* **WHAT THIS TASK INVOLVES**: Transcribe all of the material exactly. Any picture in it should be left out.
# # # # #
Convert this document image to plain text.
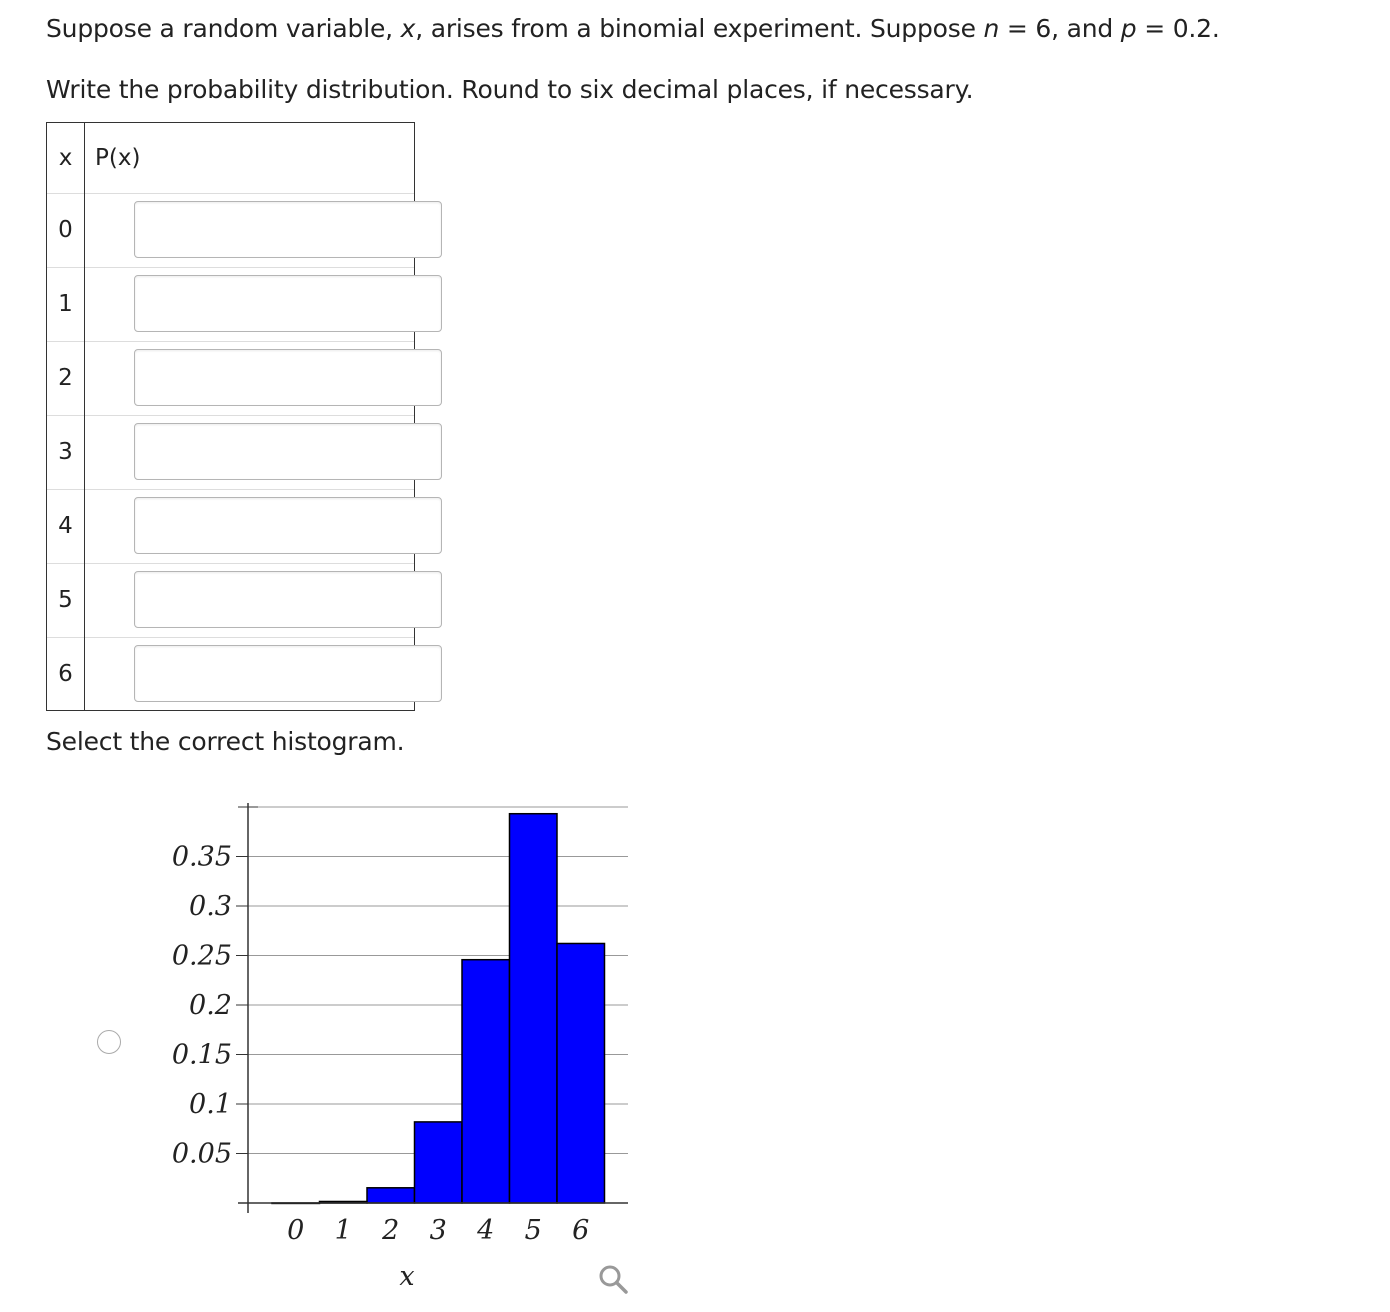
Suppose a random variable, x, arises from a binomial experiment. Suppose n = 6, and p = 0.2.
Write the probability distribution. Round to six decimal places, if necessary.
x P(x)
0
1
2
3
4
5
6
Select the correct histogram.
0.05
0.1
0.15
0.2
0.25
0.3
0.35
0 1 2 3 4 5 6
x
# # # # #
* **EXPECTED ANSWER**:
Convert this document image to plain text.
Suppose a random variable, x, arises from a binomial experiment. Suppose n = 6, and p = 0.2.
Write the probability distribution. Round to six decimal places, if necessary.
x P(x)
0
1
2
3
4
5
6
Select the correct histogram.
0.05
0.1
0.15
0.2
0.25
0.3
0.35
0 1 2 3 4 5 6
x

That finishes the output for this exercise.